— Extracted data —
((

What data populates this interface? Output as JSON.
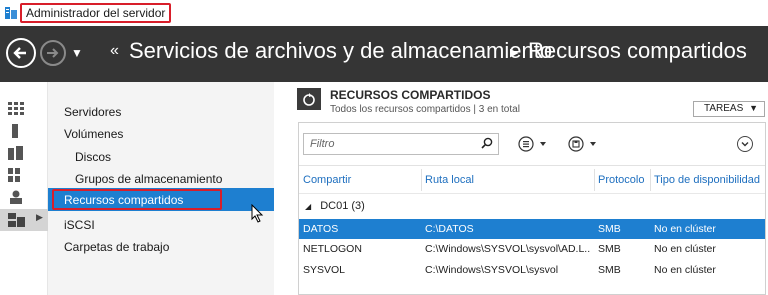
{
  "window": {
    "title": "Administrador del servidor"
  },
  "header": {
    "breadcrumb_root": "Servicios de archivos y de almacenamiento",
    "breadcrumb_current": "Recursos compartidos"
  },
  "rail": {
    "icons": [
      "dashboard-icon",
      "local-server-icon",
      "all-servers-icon",
      "server-group-icon",
      "ad-ds-icon",
      "file-storage-icon"
    ]
  },
  "nav": {
    "items": [
      {
        "label": "Servidores"
      },
      {
        "label": "Volúmenes"
      },
      {
        "label": "Discos"
      },
      {
        "label": "Grupos de almacenamiento"
      },
      {
        "label": "Recursos compartidos"
      },
      {
        "label": "iSCSI"
      },
      {
        "label": "Carpetas de trabajo"
      }
    ],
    "selected_index": 4
  },
  "section": {
    "title": "RECURSOS COMPARTIDOS",
    "subtitle": "Todos los recursos compartidos | 3 en total",
    "tasks_label": "TAREAS"
  },
  "filter": {
    "placeholder": "Filtro"
  },
  "table": {
    "columns": [
      "Compartir",
      "Ruta local",
      "Protocolo",
      "Tipo de disponibilidad"
    ],
    "group_label": "DC01 (3)",
    "rows": [
      {
        "share": "DATOS",
        "path": "C:\\DATOS",
        "protocol": "SMB",
        "availability": "No en clúster",
        "selected": true
      },
      {
        "share": "NETLOGON",
        "path": "C:\\Windows\\SYSVOL\\sysvol\\AD.L...",
        "protocol": "SMB",
        "availability": "No en clúster",
        "selected": false
      },
      {
        "share": "SYSVOL",
        "path": "C:\\Windows\\SYSVOL\\sysvol",
        "protocol": "SMB",
        "availability": "No en clúster",
        "selected": false
      }
    ]
  },
  "colors": {
    "accent": "#1e7fd0",
    "header_bg": "#353535",
    "highlight": "#d81e2a"
  }
}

))

— Instructions to follow —
Strip the images and reproduce the remaining records precisely.

— Solved problem —
What data populates this interface? Output as JSON.
{
  "window": {
    "title": "Administrador del servidor"
  },
  "header": {
    "breadcrumb_root": "Servicios de archivos y de almacenamiento",
    "breadcrumb_current": "Recursos compartidos"
  },
  "rail": {
    "icons": [
      "dashboard-icon",
      "local-server-icon",
      "all-servers-icon",
      "server-group-icon",
      "ad-ds-icon",
      "file-storage-icon"
    ]
  },
  "nav": {
    "items": [
      {
        "label": "Servidores"
      },
      {
        "label": "Volúmenes"
      },
      {
        "label": "Discos"
      },
      {
        "label": "Grupos de almacenamiento"
      },
      {
        "label": "Recursos compartidos"
      },
      {
        "label": "iSCSI"
      },
      {
        "label": "Carpetas de trabajo"
      }
    ],
    "selected_index": 4
  },
  "section": {
    "title": "RECURSOS COMPARTIDOS",
    "subtitle": "Todos los recursos compartidos | 3 en total",
    "tasks_label": "TAREAS"
  },
  "filter": {
    "placeholder": "Filtro"
  },
  "table": {
    "columns": [
      "Compartir",
      "Ruta local",
      "Protocolo",
      "Tipo de disponibilidad"
    ],
    "group_label": "DC01 (3)",
    "rows": [
      {
        "share": "DATOS",
        "path": "C:\\DATOS",
        "protocol": "SMB",
        "availability": "No en clúster",
        "selected": true
      },
      {
        "share": "NETLOGON",
        "path": "C:\\Windows\\SYSVOL\\sysvol\\AD.L...",
        "protocol": "SMB",
        "availability": "No en clúster",
        "selected": false
      },
      {
        "share": "SYSVOL",
        "path": "C:\\Windows\\SYSVOL\\sysvol",
        "protocol": "SMB",
        "availability": "No en clúster",
        "selected": false
      }
    ]
  },
  "colors": {
    "accent": "#1e7fd0",
    "header_bg": "#353535",
    "highlight": "#d81e2a"
  }
}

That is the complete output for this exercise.